*Records from a collection of figures*:
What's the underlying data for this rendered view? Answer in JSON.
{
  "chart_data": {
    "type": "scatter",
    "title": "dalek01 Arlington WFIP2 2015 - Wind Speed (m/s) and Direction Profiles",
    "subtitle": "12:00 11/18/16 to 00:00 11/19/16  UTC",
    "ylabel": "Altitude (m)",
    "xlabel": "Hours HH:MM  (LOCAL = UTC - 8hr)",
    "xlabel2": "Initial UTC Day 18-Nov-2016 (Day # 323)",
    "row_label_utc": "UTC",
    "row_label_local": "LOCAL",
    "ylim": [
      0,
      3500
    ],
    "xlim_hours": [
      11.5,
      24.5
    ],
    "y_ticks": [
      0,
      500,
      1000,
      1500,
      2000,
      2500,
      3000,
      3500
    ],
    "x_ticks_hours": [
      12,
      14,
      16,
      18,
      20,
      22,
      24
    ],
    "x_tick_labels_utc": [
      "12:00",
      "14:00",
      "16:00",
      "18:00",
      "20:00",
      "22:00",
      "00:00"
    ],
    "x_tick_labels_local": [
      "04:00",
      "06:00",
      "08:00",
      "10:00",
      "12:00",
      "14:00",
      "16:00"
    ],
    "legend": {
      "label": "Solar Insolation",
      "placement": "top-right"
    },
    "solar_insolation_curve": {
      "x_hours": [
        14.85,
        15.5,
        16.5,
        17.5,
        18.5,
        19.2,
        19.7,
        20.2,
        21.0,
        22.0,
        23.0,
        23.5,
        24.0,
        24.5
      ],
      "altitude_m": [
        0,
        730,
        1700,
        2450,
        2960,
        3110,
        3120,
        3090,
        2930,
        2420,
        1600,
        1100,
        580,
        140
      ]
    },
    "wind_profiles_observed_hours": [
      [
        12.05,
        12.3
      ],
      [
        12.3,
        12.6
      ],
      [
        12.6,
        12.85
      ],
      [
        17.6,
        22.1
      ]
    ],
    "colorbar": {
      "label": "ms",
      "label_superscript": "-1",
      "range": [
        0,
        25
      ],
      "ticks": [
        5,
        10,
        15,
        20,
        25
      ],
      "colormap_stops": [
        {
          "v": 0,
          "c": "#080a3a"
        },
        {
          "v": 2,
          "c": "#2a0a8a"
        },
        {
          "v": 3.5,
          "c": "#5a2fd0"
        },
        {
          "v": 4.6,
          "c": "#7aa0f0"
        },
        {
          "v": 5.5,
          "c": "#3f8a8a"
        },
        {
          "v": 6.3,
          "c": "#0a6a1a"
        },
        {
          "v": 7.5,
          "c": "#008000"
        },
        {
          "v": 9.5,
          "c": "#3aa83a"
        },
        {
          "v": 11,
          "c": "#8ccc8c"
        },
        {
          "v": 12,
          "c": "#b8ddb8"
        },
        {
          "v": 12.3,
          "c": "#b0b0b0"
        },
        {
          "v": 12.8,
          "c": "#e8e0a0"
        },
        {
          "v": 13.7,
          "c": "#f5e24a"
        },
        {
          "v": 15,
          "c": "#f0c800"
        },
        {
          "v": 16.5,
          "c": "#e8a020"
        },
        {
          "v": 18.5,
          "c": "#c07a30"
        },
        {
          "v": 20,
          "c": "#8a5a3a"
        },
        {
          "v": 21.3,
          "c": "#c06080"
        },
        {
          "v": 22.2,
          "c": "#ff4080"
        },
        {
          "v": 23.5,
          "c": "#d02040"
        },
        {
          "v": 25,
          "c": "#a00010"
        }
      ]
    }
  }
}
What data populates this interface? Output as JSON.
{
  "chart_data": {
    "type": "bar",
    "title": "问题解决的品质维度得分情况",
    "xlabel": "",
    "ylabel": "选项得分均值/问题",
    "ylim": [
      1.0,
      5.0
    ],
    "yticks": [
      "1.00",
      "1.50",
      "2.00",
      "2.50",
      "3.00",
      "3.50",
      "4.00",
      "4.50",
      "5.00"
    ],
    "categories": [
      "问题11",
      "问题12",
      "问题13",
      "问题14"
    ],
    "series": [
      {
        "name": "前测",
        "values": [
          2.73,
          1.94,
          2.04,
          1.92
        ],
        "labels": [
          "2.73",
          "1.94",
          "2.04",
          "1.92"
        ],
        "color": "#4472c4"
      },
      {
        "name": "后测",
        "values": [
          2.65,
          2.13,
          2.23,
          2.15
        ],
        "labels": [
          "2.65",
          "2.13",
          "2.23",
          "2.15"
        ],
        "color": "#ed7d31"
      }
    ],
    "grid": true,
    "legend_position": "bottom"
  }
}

*Stated exercise*: Word for word, write out all of the data above.

*Exercise result*:
What's the underlying data for this rendered view? Answer in JSON.
{
  "chart_data": {
    "type": "scatter",
    "title": "dalek01 Arlington WFIP2 2015 - Wind Speed (m/s) and Direction Profiles",
    "subtitle": "12:00 11/18/16 to 00:00 11/19/16  UTC",
    "ylabel": "Altitude (m)",
    "xlabel": "Hours HH:MM  (LOCAL = UTC - 8hr)",
    "xlabel2": "Initial UTC Day 18-Nov-2016 (Day # 323)",
    "row_label_utc": "UTC",
    "row_label_local": "LOCAL",
    "ylim": [
      0,
      3500
    ],
    "xlim_hours": [
      11.5,
      24.5
    ],
    "y_ticks": [
      0,
      500,
      1000,
      1500,
      2000,
      2500,
      3000,
      3500
    ],
    "x_ticks_hours": [
      12,
      14,
      16,
      18,
      20,
      22,
      24
    ],
    "x_tick_labels_utc": [
      "12:00",
      "14:00",
      "16:00",
      "18:00",
      "20:00",
      "22:00",
      "00:00"
    ],
    "x_tick_labels_local": [
      "04:00",
      "06:00",
      "08:00",
      "10:00",
      "12:00",
      "14:00",
      "16:00"
    ],
    "legend": {
      "label": "Solar Insolation",
      "placement": "top-right"
    },
    "solar_insolation_curve": {
      "x_hours": [
        14.85,
        15.5,
        16.5,
        17.5,
        18.5,
        19.2,
        19.7,
        20.2,
        21.0,
        22.0,
        23.0,
        23.5,
        24.0,
        24.5
      ],
      "altitude_m": [
        0,
        730,
        1700,
        2450,
        2960,
        3110,
        3120,
        3090,
        2930,
        2420,
        1600,
        1100,
        580,
        140
      ]
    },
    "wind_profiles_observed_hours": [
      [
        12.05,
        12.3
      ],
      [
        12.3,
        12.6
      ],
      [
        12.6,
        12.85
      ],
      [
        17.6,
        22.1
      ]
    ],
    "colorbar": {
      "label": "ms",
      "label_superscript": "-1",
      "range": [
        0,
        25
      ],
      "ticks": [
        5,
        10,
        15,
        20,
        25
      ],
      "colormap_stops": [
        {
          "v": 0,
          "c": "#080a3a"
        },
        {
          "v": 2,
          "c": "#2a0a8a"
        },
        {
          "v": 3.5,
          "c": "#5a2fd0"
        },
        {
          "v": 4.6,
          "c": "#7aa0f0"
        },
        {
          "v": 5.5,
          "c": "#3f8a8a"
        },
        {
          "v": 6.3,
          "c": "#0a6a1a"
        },
        {
          "v": 7.5,
          "c": "#008000"
        },
        {
          "v": 9.5,
          "c": "#3aa83a"
        },
        {
          "v": 11,
          "c": "#8ccc8c"
        },
        {
          "v": 12,
          "c": "#b8ddb8"
        },
        {
          "v": 12.3,
          "c": "#b0b0b0"
        },
        {
          "v": 12.8,
          "c": "#e8e0a0"
        },
        {
          "v": 13.7,
          "c": "#f5e24a"
        },
        {
          "v": 15,
          "c": "#f0c800"
        },
        {
          "v": 16.5,
          "c": "#e8a020"
        },
        {
          "v": 18.5,
          "c": "#c07a30"
        },
        {
          "v": 20,
          "c": "#8a5a3a"
        },
        {
          "v": 21.3,
          "c": "#c06080"
        },
        {
          "v": 22.2,
          "c": "#ff4080"
        },
        {
          "v": 23.5,
          "c": "#d02040"
        },
        {
          "v": 25,
          "c": "#a00010"
        }
      ]
    }
  }
}
What data populates this interface? Output as JSON.
{
  "chart_data": {
    "type": "bar",
    "title": "问题解决的品质维度得分情况",
    "xlabel": "",
    "ylabel": "选项得分均值/问题",
    "ylim": [
      1.0,
      5.0
    ],
    "yticks": [
      "1.00",
      "1.50",
      "2.00",
      "2.50",
      "3.00",
      "3.50",
      "4.00",
      "4.50",
      "5.00"
    ],
    "categories": [
      "问题11",
      "问题12",
      "问题13",
      "问题14"
    ],
    "series": [
      {
        "name": "前测",
        "values": [
          2.73,
          1.94,
          2.04,
          1.92
        ],
        "labels": [
          "2.73",
          "1.94",
          "2.04",
          "1.92"
        ],
        "color": "#4472c4"
      },
      {
        "name": "后测",
        "values": [
          2.65,
          2.13,
          2.23,
          2.15
        ],
        "labels": [
          "2.65",
          "2.13",
          "2.23",
          "2.15"
        ],
        "color": "#ed7d31"
      }
    ],
    "grid": true,
    "legend_position": "bottom"
  }
}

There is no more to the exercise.